Texte à lire:
================================

Parce que mes engagements s’inscrivent dans une dynamique collective, je ne peux accepter une reconnaissance qui me concerne personnellement, même si j’ai conscience que votre choix, à travers ma personne, témoigne de l’importance que vous accordez aux mobilisations collectives dans lesquelles je m’inscris. J’ai participé depuis trente ans à différents réseaux en lutte contre les atteintes à la santé dues aux risques industriels. Ces réseaux sont constitués de militants, qu’ils soient chercheurs, ouvriers, agriculteurs, journalistes, avocats, médecins ou autres... Chacun d’entre nous mérite reconnaissance pour le travail accompli dans la défense de l’intérêt général.

Ainsi du collectif des associations qui se bat depuis 15 ans à Aulnay-sous-bois pour une déconstruction - conforme aux règles de prévention - d’une usine de broyage d’amiante qui a contaminé le voisinage, tué d’anciens écoliers de l’école mitoyenne du site, des travailleurs et des riverains. Ainsi des syndicalistes qui - à France Télécom, Peugeot ou Renault - se battent pour la reconnaissance des cancers professionnels ou des suicides liés au travail. Ainsi des ex-ouvrières d’Amisol – les premières à avoir dénoncé l’amiante dans les usines françaises dans les années 70 – qui continuent à lutter pour le droit au suivi post-professionnel des travailleurs victimes d’exposition aux cancérogènes. Ainsi des travailleurs victimes de la chimie, des sous-traitants intervenant dans les centrales nucléaires, des saisonniers agricoles ou des familles victimes du saturnisme...

Tous et chacun, nous donnons de notre temps, de notre intelligence et de notre expérience pour faire émerger le continent invisible de ce qui fut désigné jadis comme les « dégâts du progrès », en France et au delà des frontières du monde occidental.

La reconnaissance que nous attendons, nous aimerions, Madame la ministre, nous en entretenir avec vous. Nous voulons être pris au sérieux lorsque nous donnons à voir cette dégradation des conditions de travail dont je parlais plus haut, le drame des accidents du travail et maladies professionnelles, mais aussi l’accumulation des impasses environnementales, en matière d’amiante, de pesticides, de déchets nucléaires et chimiques... Cessons les vraies fausses controverses sur les faibles doses. Des politiques publiques doivent devenir le rempart à la mise en danger délibérée d’autrui, y compris en matière pénale. Vous avez récemment exprimé, à la tribune de l’Assemblée nationale, votre souhait d’écrire des lois « plus justes, plus efficaces, plus pérennes". En qualité de Ministre chargée de l’Egalité des territoires et du logement, vous avez un pouvoir effectif non seulement pour augmenter le nombre des logements mais légiférer pour des logement sains, en participant à la remise en cause de l’impunité qui jusqu’à ce jour protège les responsables de crimes industriels.

================================

Données présentées:
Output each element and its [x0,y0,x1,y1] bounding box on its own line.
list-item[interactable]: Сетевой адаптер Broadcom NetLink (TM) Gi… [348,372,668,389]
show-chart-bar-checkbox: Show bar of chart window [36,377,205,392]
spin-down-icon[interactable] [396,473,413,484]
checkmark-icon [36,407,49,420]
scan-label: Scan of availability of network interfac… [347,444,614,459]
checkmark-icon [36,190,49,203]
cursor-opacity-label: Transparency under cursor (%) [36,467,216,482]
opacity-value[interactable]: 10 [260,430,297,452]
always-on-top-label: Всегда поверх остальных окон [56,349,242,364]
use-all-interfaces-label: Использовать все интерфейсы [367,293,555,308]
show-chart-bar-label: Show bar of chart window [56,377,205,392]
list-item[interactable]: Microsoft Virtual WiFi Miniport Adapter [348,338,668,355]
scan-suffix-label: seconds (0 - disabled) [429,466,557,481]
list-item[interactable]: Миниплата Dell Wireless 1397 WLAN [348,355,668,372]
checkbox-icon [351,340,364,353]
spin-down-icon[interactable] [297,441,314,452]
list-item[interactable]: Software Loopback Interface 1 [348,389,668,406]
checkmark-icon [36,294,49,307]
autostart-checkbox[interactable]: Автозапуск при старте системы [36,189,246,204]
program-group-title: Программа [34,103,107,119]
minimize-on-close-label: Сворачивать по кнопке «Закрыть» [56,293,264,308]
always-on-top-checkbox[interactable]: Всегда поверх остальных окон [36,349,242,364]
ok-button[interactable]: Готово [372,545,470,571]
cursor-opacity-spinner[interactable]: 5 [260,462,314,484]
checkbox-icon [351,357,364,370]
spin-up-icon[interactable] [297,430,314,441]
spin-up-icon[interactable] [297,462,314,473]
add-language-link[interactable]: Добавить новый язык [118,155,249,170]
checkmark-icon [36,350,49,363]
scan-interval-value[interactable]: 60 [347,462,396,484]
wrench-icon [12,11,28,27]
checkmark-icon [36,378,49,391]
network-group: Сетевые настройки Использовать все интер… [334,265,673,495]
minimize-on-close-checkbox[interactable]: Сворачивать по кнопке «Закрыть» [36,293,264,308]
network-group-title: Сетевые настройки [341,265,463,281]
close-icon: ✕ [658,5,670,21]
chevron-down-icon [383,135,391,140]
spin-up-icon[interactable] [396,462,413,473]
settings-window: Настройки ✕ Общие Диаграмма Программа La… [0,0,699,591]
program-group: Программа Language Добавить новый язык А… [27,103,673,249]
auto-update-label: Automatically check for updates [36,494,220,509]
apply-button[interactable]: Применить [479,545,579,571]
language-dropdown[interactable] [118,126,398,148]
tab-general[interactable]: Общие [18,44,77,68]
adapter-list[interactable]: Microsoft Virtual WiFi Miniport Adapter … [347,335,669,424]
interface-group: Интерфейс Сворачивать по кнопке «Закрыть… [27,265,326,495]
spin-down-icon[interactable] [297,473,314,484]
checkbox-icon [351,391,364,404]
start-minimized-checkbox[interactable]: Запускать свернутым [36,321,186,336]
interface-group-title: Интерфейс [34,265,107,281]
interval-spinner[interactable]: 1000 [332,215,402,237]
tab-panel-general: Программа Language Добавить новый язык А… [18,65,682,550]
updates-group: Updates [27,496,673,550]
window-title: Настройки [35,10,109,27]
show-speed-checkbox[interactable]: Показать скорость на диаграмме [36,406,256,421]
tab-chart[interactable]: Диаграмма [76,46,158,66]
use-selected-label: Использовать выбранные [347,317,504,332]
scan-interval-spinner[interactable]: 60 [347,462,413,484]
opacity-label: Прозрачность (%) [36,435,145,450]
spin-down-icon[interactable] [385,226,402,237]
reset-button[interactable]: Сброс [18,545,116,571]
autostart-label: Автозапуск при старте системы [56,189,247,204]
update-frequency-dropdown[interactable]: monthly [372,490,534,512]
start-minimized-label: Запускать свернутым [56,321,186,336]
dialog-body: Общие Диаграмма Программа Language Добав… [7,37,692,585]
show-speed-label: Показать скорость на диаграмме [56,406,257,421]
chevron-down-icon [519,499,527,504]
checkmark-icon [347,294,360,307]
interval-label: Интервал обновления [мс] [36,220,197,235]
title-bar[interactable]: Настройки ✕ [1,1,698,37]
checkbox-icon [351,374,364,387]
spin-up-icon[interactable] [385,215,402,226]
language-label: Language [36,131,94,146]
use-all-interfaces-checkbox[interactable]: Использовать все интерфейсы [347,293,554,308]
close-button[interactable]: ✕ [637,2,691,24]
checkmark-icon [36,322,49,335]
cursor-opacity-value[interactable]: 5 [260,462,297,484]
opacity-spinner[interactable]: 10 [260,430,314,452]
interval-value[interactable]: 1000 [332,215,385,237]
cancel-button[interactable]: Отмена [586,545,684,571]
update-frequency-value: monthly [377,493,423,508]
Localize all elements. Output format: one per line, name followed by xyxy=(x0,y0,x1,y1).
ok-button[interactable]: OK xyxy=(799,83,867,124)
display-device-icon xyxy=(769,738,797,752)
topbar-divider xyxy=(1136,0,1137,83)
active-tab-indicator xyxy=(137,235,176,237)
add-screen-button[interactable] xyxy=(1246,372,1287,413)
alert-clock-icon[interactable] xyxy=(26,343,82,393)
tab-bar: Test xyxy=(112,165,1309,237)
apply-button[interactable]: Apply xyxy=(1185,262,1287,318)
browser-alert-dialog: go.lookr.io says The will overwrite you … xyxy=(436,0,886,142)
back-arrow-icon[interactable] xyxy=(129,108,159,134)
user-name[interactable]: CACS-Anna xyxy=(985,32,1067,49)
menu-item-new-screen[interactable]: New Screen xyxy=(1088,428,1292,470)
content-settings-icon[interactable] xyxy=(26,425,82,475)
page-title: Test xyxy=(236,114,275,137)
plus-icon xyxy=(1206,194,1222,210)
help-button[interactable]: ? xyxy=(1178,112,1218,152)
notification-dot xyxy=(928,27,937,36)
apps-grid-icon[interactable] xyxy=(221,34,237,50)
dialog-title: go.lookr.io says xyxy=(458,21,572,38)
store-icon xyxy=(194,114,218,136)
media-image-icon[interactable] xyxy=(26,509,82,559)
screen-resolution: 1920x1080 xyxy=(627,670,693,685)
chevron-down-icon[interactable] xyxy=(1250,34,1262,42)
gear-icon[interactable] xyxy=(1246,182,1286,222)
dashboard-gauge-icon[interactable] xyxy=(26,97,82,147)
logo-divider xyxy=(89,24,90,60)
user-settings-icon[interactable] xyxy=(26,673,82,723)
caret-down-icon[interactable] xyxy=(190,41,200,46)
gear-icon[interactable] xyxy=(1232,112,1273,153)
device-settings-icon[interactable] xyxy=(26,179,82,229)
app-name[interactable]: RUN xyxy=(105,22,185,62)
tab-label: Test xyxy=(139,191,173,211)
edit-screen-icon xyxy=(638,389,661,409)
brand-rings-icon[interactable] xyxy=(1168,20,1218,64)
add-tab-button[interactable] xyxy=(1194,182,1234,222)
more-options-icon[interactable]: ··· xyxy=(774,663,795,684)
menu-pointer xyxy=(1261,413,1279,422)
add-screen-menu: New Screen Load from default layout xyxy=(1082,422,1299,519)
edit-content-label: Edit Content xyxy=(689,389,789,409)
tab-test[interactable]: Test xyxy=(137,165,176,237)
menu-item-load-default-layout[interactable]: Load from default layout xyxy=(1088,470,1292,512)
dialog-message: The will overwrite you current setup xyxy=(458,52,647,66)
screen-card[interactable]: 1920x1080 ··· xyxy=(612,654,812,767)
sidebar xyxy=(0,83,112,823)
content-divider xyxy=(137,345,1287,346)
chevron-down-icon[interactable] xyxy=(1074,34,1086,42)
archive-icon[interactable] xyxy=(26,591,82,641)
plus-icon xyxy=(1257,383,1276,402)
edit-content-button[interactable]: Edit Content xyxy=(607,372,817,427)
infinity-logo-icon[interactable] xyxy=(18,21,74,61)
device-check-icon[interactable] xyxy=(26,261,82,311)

================================

Exercices à traiter:
**a)** D'après le texte sur la lutte contre les risques industriels, depuis combien de temps le collectif des associations d'Aulnay-sous-Bois se bat-il ?
**b)** Reprenez le texte sur la lutte contre les risques industriels après sa dernière phrase et poursuivez-le.

Réponses numérotées:
**a)** Depuis 15 ans.

**b)**
En mémoire d’Henri Pézerat qui fut pionnier dans les actions citoyennes dans lesquelles je suis engagée aujourd’hui et au nom de l’association qui porte son nom, la reconnaissance que j’appelle de mes vœux serait de voir la justice française condamner les crimes industriels à la mesure de leurs conséquences, pour qu’enfin la prévention devienne réalité.

Pour toutes ces raisons, Madame la ministre, je tiens à vous renouveler mes remerciements, mais je vous demande d’accepter mon refus d’être décorée de la légion d’honneur. Avec l’association que je préside, je me tiens à votre disposition pour vous informer de nos activités et des problèmes sur lesquels nous souhaiterions vous solliciter.

Je vous prie d’agréer, Madame la ministre, l’expression de ma reconnaissance et de mes respectueuses salutations"





Nous rappelons un texte récent que nous avons publié sur le mal-être et ses conséquences qui peuvent être désatreuses, en effet, les conditions de travail sont de plus en plus difficiles et il est grand temps d'agir pour que cessent ces orientations purement politiques dictées au nom du profit et d'intérêts privés,  qui ne respectent aucunement la dignité humaine, et vont jusqu'à détruire  les fondements de notre système pour leurs seuls intérêts.


"Il n'existe pas d'autre voie vers la solidarité humaine que la recherche et le respect de la dignité individuelle."